GIVEN EXERCISE: Transcribe every entry word for word, but skip the images.

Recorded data
•••••

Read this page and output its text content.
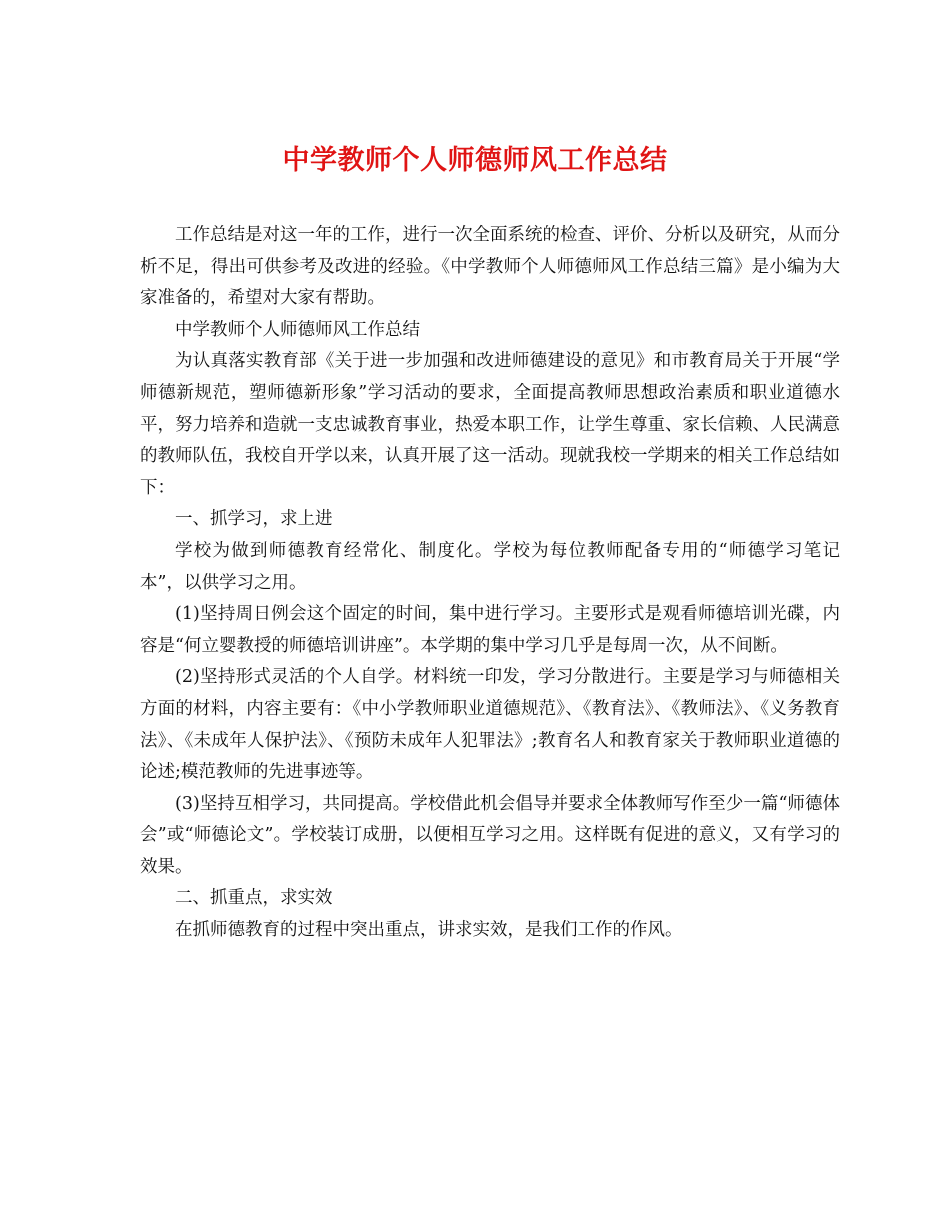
中学教师个人师德师风工作总结

工作总结是对这一年的工作，进行一次全面系统的检查、评价、分析以及研究，从而分析不足，得出可供参考及改进的经验。《中学教师个人师德师风工作总结三篇》是小编为大家准备的，希望对大家有帮助。

中学教师个人师德师风工作总结

为认真落实教育部《关于进一步加强和改进师德建设的意见》和市教育局关于开展“学师德新规范，塑师德新形象”学习活动的要求，全面提高教师思想政治素质和职业道德水平，努力培养和造就一支忠诚教育事业，热爱本职工作，让学生尊重、家长信赖、人民满意的教师队伍，我校自开学以来，认真开展了这一活动。现就我校一学期来的相关工作总结如下：

一、抓学习，求上进

学校为做到师德教育经常化、制度化。学校为每位教师配备专用的“师德学习笔记本”，以供学习之用。

(1)坚持周日例会这个固定的时间，集中进行学习。主要形式是观看师德培训光碟，内容是“何立婴教授的师德培训讲座”。本学期的集中学习几乎是每周一次，从不间断。

(2)坚持形式灵活的个人自学。材料统一印发，学习分散进行。主要是学习与师德相关方面的材料，内容主要有：《中小学教师职业道德规范》、《教育法》、《教师法》、《义务教育法》、《未成年人保护法》、《预防未成年人犯罪法》;教育名人和教育家关于教师职业道德的论述;模范教师的先进事迹等。

(3)坚持互相学习，共同提高。学校借此机会倡导并要求全体教师写作至少一篇“师德体会”或“师德论文”。学校装订成册，以便相互学习之用。这样既有促进的意义，又有学习的效果。

二、抓重点，求实效

在抓师德教育的过程中突出重点，讲求实效，是我们工作的作风。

•••••

SOLUTION TO THE PROBLEM:
Read this page and output its text content.
中学教师个人师德师风工作总结

工作总结是对这一年的工作，进行一次全面系统的检查、评价、分析以及研究，从而分析不足，得出可供参考及改进的经验。《中学教师个人师德师风工作总结三篇》是小编为大家准备的，希望对大家有帮助。

中学教师个人师德师风工作总结

为认真落实教育部《关于进一步加强和改进师德建设的意见》和市教育局关于开展“学师德新规范，塑师德新形象”学习活动的要求，全面提高教师思想政治素质和职业道德水平，努力培养和造就一支忠诚教育事业，热爱本职工作，让学生尊重、家长信赖、人民满意的教师队伍，我校自开学以来，认真开展了这一活动。现就我校一学期来的相关工作总结如下：

一、抓学习，求上进

学校为做到师德教育经常化、制度化。学校为每位教师配备专用的“师德学习笔记本”，以供学习之用。

(1)坚持周日例会这个固定的时间，集中进行学习。主要形式是观看师德培训光碟，内容是“何立婴教授的师德培训讲座”。本学期的集中学习几乎是每周一次，从不间断。

(2)坚持形式灵活的个人自学。材料统一印发，学习分散进行。主要是学习与师德相关方面的材料，内容主要有：《中小学教师职业道德规范》、《教育法》、《教师法》、《义务教育法》、《未成年人保护法》、《预防未成年人犯罪法》;教育名人和教育家关于教师职业道德的论述;模范教师的先进事迹等。

(3)坚持互相学习，共同提高。学校借此机会倡导并要求全体教师写作至少一篇“师德体会”或“师德论文”。学校装订成册，以便相互学习之用。这样既有促进的意义，又有学习的效果。

二、抓重点，求实效

在抓师德教育的过程中突出重点，讲求实效，是我们工作的作风。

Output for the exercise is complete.